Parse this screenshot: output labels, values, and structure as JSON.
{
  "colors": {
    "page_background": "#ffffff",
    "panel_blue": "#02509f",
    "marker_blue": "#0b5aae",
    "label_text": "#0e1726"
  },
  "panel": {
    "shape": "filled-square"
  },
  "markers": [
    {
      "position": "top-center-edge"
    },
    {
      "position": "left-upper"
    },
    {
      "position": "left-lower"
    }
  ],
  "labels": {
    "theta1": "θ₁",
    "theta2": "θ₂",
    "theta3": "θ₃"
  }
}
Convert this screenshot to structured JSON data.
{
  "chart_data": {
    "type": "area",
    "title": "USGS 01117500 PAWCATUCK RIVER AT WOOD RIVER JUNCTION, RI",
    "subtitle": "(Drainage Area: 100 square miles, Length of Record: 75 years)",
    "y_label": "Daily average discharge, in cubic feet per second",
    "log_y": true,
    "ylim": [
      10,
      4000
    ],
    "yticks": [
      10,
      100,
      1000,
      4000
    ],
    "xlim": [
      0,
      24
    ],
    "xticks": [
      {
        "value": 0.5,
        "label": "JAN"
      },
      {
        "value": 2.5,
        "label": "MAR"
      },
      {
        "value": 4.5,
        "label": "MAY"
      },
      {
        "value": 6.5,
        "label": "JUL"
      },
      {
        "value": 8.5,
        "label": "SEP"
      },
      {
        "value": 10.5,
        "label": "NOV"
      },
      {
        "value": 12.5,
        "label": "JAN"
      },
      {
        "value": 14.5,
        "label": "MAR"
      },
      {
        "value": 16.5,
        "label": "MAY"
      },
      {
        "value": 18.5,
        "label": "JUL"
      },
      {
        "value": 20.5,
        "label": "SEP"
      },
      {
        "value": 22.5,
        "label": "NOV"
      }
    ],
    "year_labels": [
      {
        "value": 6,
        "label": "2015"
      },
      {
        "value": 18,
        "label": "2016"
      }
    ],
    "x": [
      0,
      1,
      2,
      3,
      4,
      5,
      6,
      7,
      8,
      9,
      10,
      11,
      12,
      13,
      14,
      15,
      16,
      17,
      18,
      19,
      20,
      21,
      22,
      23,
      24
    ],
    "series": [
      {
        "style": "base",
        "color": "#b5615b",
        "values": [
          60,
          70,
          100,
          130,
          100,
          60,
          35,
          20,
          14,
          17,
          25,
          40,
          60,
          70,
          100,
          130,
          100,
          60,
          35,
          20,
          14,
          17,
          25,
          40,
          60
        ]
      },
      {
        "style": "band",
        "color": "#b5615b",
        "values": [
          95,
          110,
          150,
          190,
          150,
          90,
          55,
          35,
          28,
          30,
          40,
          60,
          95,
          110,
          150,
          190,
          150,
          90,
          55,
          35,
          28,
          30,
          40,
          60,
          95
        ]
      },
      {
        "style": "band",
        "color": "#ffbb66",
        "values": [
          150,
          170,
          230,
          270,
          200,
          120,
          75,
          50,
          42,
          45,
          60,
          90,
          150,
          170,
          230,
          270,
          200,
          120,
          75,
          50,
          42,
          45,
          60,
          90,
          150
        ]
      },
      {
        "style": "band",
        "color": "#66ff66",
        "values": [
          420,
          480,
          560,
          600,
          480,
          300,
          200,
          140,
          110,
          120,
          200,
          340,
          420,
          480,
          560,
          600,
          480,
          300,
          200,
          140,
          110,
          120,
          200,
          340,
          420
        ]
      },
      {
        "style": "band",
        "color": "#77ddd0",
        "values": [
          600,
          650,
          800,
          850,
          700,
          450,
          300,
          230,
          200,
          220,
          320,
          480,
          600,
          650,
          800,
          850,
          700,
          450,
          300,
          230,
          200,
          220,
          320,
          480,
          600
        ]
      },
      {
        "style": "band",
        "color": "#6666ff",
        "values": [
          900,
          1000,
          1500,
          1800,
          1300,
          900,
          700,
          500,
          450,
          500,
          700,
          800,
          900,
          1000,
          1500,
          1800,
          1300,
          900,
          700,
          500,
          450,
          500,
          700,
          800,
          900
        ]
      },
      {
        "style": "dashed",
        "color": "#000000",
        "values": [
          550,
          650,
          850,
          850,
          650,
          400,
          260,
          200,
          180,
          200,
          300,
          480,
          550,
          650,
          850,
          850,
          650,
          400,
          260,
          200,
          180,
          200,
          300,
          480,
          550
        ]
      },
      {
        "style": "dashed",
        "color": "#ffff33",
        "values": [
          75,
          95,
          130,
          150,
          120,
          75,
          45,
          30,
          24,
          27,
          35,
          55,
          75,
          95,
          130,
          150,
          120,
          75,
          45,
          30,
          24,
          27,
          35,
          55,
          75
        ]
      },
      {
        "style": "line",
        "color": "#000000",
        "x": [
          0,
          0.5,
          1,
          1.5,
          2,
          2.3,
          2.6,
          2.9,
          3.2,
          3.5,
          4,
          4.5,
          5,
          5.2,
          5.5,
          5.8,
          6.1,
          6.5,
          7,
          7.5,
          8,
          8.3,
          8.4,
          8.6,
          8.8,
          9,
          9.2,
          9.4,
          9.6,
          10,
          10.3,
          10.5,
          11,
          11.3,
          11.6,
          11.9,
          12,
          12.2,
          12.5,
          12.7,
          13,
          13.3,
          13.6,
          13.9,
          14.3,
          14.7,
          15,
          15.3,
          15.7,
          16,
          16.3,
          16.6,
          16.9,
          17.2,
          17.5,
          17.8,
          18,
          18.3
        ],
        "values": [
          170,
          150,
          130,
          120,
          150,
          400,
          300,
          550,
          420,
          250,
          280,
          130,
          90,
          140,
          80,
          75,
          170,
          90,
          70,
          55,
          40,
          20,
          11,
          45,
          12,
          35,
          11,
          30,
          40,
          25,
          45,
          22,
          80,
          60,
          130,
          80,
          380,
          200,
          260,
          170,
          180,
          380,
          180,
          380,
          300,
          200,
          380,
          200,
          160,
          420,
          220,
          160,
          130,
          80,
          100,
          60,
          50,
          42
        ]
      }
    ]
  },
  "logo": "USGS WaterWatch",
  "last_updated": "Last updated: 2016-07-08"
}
..........
> _Written problem_: Repeat the material above in full, keeping every word.

> _Answer to this task_:
Parse this screenshot: output labels, values, and structure as JSON.
{
  "colors": {
    "page_background": "#ffffff",
    "panel_blue": "#02509f",
    "marker_blue": "#0b5aae",
    "label_text": "#0e1726"
  },
  "panel": {
    "shape": "filled-square"
  },
  "markers": [
    {
      "position": "top-center-edge"
    },
    {
      "position": "left-upper"
    },
    {
      "position": "left-lower"
    }
  ],
  "labels": {
    "theta1": "θ₁",
    "theta2": "θ₂",
    "theta3": "θ₃"
  }
}
Convert this screenshot to structured JSON data.
{
  "chart_data": {
    "type": "area",
    "title": "USGS 01117500 PAWCATUCK RIVER AT WOOD RIVER JUNCTION, RI",
    "subtitle": "(Drainage Area: 100 square miles, Length of Record: 75 years)",
    "y_label": "Daily average discharge, in cubic feet per second",
    "log_y": true,
    "ylim": [
      10,
      4000
    ],
    "yticks": [
      10,
      100,
      1000,
      4000
    ],
    "xlim": [
      0,
      24
    ],
    "xticks": [
      {
        "value": 0.5,
        "label": "JAN"
      },
      {
        "value": 2.5,
        "label": "MAR"
      },
      {
        "value": 4.5,
        "label": "MAY"
      },
      {
        "value": 6.5,
        "label": "JUL"
      },
      {
        "value": 8.5,
        "label": "SEP"
      },
      {
        "value": 10.5,
        "label": "NOV"
      },
      {
        "value": 12.5,
        "label": "JAN"
      },
      {
        "value": 14.5,
        "label": "MAR"
      },
      {
        "value": 16.5,
        "label": "MAY"
      },
      {
        "value": 18.5,
        "label": "JUL"
      },
      {
        "value": 20.5,
        "label": "SEP"
      },
      {
        "value": 22.5,
        "label": "NOV"
      }
    ],
    "year_labels": [
      {
        "value": 6,
        "label": "2015"
      },
      {
        "value": 18,
        "label": "2016"
      }
    ],
    "x": [
      0,
      1,
      2,
      3,
      4,
      5,
      6,
      7,
      8,
      9,
      10,
      11,
      12,
      13,
      14,
      15,
      16,
      17,
      18,
      19,
      20,
      21,
      22,
      23,
      24
    ],
    "series": [
      {
        "style": "base",
        "color": "#b5615b",
        "values": [
          60,
          70,
          100,
          130,
          100,
          60,
          35,
          20,
          14,
          17,
          25,
          40,
          60,
          70,
          100,
          130,
          100,
          60,
          35,
          20,
          14,
          17,
          25,
          40,
          60
        ]
      },
      {
        "style": "band",
        "color": "#b5615b",
        "values": [
          95,
          110,
          150,
          190,
          150,
          90,
          55,
          35,
          28,
          30,
          40,
          60,
          95,
          110,
          150,
          190,
          150,
          90,
          55,
          35,
          28,
          30,
          40,
          60,
          95
        ]
      },
      {
        "style": "band",
        "color": "#ffbb66",
        "values": [
          150,
          170,
          230,
          270,
          200,
          120,
          75,
          50,
          42,
          45,
          60,
          90,
          150,
          170,
          230,
          270,
          200,
          120,
          75,
          50,
          42,
          45,
          60,
          90,
          150
        ]
      },
      {
        "style": "band",
        "color": "#66ff66",
        "values": [
          420,
          480,
          560,
          600,
          480,
          300,
          200,
          140,
          110,
          120,
          200,
          340,
          420,
          480,
          560,
          600,
          480,
          300,
          200,
          140,
          110,
          120,
          200,
          340,
          420
        ]
      },
      {
        "style": "band",
        "color": "#77ddd0",
        "values": [
          600,
          650,
          800,
          850,
          700,
          450,
          300,
          230,
          200,
          220,
          320,
          480,
          600,
          650,
          800,
          850,
          700,
          450,
          300,
          230,
          200,
          220,
          320,
          480,
          600
        ]
      },
      {
        "style": "band",
        "color": "#6666ff",
        "values": [
          900,
          1000,
          1500,
          1800,
          1300,
          900,
          700,
          500,
          450,
          500,
          700,
          800,
          900,
          1000,
          1500,
          1800,
          1300,
          900,
          700,
          500,
          450,
          500,
          700,
          800,
          900
        ]
      },
      {
        "style": "dashed",
        "color": "#000000",
        "values": [
          550,
          650,
          850,
          850,
          650,
          400,
          260,
          200,
          180,
          200,
          300,
          480,
          550,
          650,
          850,
          850,
          650,
          400,
          260,
          200,
          180,
          200,
          300,
          480,
          550
        ]
      },
      {
        "style": "dashed",
        "color": "#ffff33",
        "values": [
          75,
          95,
          130,
          150,
          120,
          75,
          45,
          30,
          24,
          27,
          35,
          55,
          75,
          95,
          130,
          150,
          120,
          75,
          45,
          30,
          24,
          27,
          35,
          55,
          75
        ]
      },
      {
        "style": "line",
        "color": "#000000",
        "x": [
          0,
          0.5,
          1,
          1.5,
          2,
          2.3,
          2.6,
          2.9,
          3.2,
          3.5,
          4,
          4.5,
          5,
          5.2,
          5.5,
          5.8,
          6.1,
          6.5,
          7,
          7.5,
          8,
          8.3,
          8.4,
          8.6,
          8.8,
          9,
          9.2,
          9.4,
          9.6,
          10,
          10.3,
          10.5,
          11,
          11.3,
          11.6,
          11.9,
          12,
          12.2,
          12.5,
          12.7,
          13,
          13.3,
          13.6,
          13.9,
          14.3,
          14.7,
          15,
          15.3,
          15.7,
          16,
          16.3,
          16.6,
          16.9,
          17.2,
          17.5,
          17.8,
          18,
          18.3
        ],
        "values": [
          170,
          150,
          130,
          120,
          150,
          400,
          300,
          550,
          420,
          250,
          280,
          130,
          90,
          140,
          80,
          75,
          170,
          90,
          70,
          55,
          40,
          20,
          11,
          45,
          12,
          35,
          11,
          30,
          40,
          25,
          45,
          22,
          80,
          60,
          130,
          80,
          380,
          200,
          260,
          170,
          180,
          380,
          180,
          380,
          300,
          200,
          380,
          200,
          160,
          420,
          220,
          160,
          130,
          80,
          100,
          60,
          50,
          42
        ]
      }
    ]
  },
  "logo": "USGS WaterWatch",
  "last_updated": "Last updated: 2016-07-08"
}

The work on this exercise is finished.